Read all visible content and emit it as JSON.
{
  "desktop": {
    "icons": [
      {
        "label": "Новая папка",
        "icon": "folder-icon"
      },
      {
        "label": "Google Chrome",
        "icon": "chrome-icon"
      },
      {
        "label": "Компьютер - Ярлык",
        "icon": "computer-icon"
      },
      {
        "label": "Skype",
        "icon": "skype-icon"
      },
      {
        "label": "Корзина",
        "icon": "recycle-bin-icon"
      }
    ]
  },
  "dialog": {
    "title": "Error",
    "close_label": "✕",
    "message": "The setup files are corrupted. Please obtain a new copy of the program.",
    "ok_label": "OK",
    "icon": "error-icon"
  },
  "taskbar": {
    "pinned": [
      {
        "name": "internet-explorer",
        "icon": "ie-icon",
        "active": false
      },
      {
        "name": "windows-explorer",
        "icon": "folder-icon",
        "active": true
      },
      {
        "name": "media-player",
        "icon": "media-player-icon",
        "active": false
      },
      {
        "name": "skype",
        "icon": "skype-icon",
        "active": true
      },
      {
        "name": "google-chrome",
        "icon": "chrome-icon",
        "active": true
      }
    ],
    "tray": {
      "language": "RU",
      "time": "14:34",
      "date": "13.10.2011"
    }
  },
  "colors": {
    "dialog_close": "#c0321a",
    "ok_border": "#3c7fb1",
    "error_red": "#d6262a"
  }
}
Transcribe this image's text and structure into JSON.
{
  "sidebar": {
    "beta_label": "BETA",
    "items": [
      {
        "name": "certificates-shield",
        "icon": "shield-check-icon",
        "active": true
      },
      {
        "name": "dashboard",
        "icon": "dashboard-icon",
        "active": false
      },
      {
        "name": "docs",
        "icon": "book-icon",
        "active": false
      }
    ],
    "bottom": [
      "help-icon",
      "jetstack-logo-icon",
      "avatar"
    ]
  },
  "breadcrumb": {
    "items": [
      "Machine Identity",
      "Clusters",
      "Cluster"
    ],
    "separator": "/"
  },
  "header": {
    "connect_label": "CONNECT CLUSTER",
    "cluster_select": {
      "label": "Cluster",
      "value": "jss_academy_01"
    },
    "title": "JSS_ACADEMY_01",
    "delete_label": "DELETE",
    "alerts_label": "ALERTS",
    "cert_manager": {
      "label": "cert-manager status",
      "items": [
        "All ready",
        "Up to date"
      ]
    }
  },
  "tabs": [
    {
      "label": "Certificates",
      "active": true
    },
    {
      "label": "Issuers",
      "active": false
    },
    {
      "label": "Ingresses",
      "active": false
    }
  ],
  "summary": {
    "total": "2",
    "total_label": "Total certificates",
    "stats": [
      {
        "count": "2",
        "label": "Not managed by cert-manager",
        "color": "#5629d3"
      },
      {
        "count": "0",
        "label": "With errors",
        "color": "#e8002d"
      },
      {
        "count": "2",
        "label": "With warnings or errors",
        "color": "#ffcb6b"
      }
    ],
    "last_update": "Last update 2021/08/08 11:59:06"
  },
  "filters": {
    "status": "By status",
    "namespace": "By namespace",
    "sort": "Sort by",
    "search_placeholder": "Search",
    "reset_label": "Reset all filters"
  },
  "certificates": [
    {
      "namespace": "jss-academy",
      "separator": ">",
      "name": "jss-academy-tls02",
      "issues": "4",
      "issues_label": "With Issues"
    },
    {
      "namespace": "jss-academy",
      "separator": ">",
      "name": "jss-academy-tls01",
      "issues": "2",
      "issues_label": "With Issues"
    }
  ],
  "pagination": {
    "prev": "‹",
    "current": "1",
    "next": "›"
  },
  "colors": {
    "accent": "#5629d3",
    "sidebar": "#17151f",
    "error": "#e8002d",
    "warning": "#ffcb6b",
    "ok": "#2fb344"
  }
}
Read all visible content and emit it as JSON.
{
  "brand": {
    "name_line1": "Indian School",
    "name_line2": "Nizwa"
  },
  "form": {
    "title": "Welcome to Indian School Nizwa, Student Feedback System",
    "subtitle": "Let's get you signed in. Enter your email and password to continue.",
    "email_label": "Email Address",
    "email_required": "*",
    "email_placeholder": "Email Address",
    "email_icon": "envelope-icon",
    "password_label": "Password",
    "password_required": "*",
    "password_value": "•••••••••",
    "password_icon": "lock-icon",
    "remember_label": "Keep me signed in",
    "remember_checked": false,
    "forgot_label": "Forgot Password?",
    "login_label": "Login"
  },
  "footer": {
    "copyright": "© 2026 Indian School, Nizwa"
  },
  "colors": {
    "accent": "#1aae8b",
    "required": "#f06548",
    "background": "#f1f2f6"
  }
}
═══
**Aim:**
Output all records verbatim.

**Exercise answer:**
Read all visible content and emit it as JSON.
{
  "desktop": {
    "icons": [
      {
        "label": "Новая папка",
        "icon": "folder-icon"
      },
      {
        "label": "Google Chrome",
        "icon": "chrome-icon"
      },
      {
        "label": "Компьютер - Ярлык",
        "icon": "computer-icon"
      },
      {
        "label": "Skype",
        "icon": "skype-icon"
      },
      {
        "label": "Корзина",
        "icon": "recycle-bin-icon"
      }
    ]
  },
  "dialog": {
    "title": "Error",
    "close_label": "✕",
    "message": "The setup files are corrupted. Please obtain a new copy of the program.",
    "ok_label": "OK",
    "icon": "error-icon"
  },
  "taskbar": {
    "pinned": [
      {
        "name": "internet-explorer",
        "icon": "ie-icon",
        "active": false
      },
      {
        "name": "windows-explorer",
        "icon": "folder-icon",
        "active": true
      },
      {
        "name": "media-player",
        "icon": "media-player-icon",
        "active": false
      },
      {
        "name": "skype",
        "icon": "skype-icon",
        "active": true
      },
      {
        "name": "google-chrome",
        "icon": "chrome-icon",
        "active": true
      }
    ],
    "tray": {
      "language": "RU",
      "time": "14:34",
      "date": "13.10.2011"
    }
  },
  "colors": {
    "dialog_close": "#c0321a",
    "ok_border": "#3c7fb1",
    "error_red": "#d6262a"
  }
}
Transcribe this image's text and structure into JSON.
{
  "sidebar": {
    "beta_label": "BETA",
    "items": [
      {
        "name": "certificates-shield",
        "icon": "shield-check-icon",
        "active": true
      },
      {
        "name": "dashboard",
        "icon": "dashboard-icon",
        "active": false
      },
      {
        "name": "docs",
        "icon": "book-icon",
        "active": false
      }
    ],
    "bottom": [
      "help-icon",
      "jetstack-logo-icon",
      "avatar"
    ]
  },
  "breadcrumb": {
    "items": [
      "Machine Identity",
      "Clusters",
      "Cluster"
    ],
    "separator": "/"
  },
  "header": {
    "connect_label": "CONNECT CLUSTER",
    "cluster_select": {
      "label": "Cluster",
      "value": "jss_academy_01"
    },
    "title": "JSS_ACADEMY_01",
    "delete_label": "DELETE",
    "alerts_label": "ALERTS",
    "cert_manager": {
      "label": "cert-manager status",
      "items": [
        "All ready",
        "Up to date"
      ]
    }
  },
  "tabs": [
    {
      "label": "Certificates",
      "active": true
    },
    {
      "label": "Issuers",
      "active": false
    },
    {
      "label": "Ingresses",
      "active": false
    }
  ],
  "summary": {
    "total": "2",
    "total_label": "Total certificates",
    "stats": [
      {
        "count": "2",
        "label": "Not managed by cert-manager",
        "color": "#5629d3"
      },
      {
        "count": "0",
        "label": "With errors",
        "color": "#e8002d"
      },
      {
        "count": "2",
        "label": "With warnings or errors",
        "color": "#ffcb6b"
      }
    ],
    "last_update": "Last update 2021/08/08 11:59:06"
  },
  "filters": {
    "status": "By status",
    "namespace": "By namespace",
    "sort": "Sort by",
    "search_placeholder": "Search",
    "reset_label": "Reset all filters"
  },
  "certificates": [
    {
      "namespace": "jss-academy",
      "separator": ">",
      "name": "jss-academy-tls02",
      "issues": "4",
      "issues_label": "With Issues"
    },
    {
      "namespace": "jss-academy",
      "separator": ">",
      "name": "jss-academy-tls01",
      "issues": "2",
      "issues_label": "With Issues"
    }
  ],
  "pagination": {
    "prev": "‹",
    "current": "1",
    "next": "›"
  },
  "colors": {
    "accent": "#5629d3",
    "sidebar": "#17151f",
    "error": "#e8002d",
    "warning": "#ffcb6b",
    "ok": "#2fb344"
  }
}
Read all visible content and emit it as JSON.
{
  "brand": {
    "name_line1": "Indian School",
    "name_line2": "Nizwa"
  },
  "form": {
    "title": "Welcome to Indian School Nizwa, Student Feedback System",
    "subtitle": "Let's get you signed in. Enter your email and password to continue.",
    "email_label": "Email Address",
    "email_required": "*",
    "email_placeholder": "Email Address",
    "email_icon": "envelope-icon",
    "password_label": "Password",
    "password_required": "*",
    "password_value": "•••••••••",
    "password_icon": "lock-icon",
    "remember_label": "Keep me signed in",
    "remember_checked": false,
    "forgot_label": "Forgot Password?",
    "login_label": "Login"
  },
  "footer": {
    "copyright": "© 2026 Indian School, Nizwa"
  },
  "colors": {
    "accent": "#1aae8b",
    "required": "#f06548",
    "background": "#f1f2f6"
  }
}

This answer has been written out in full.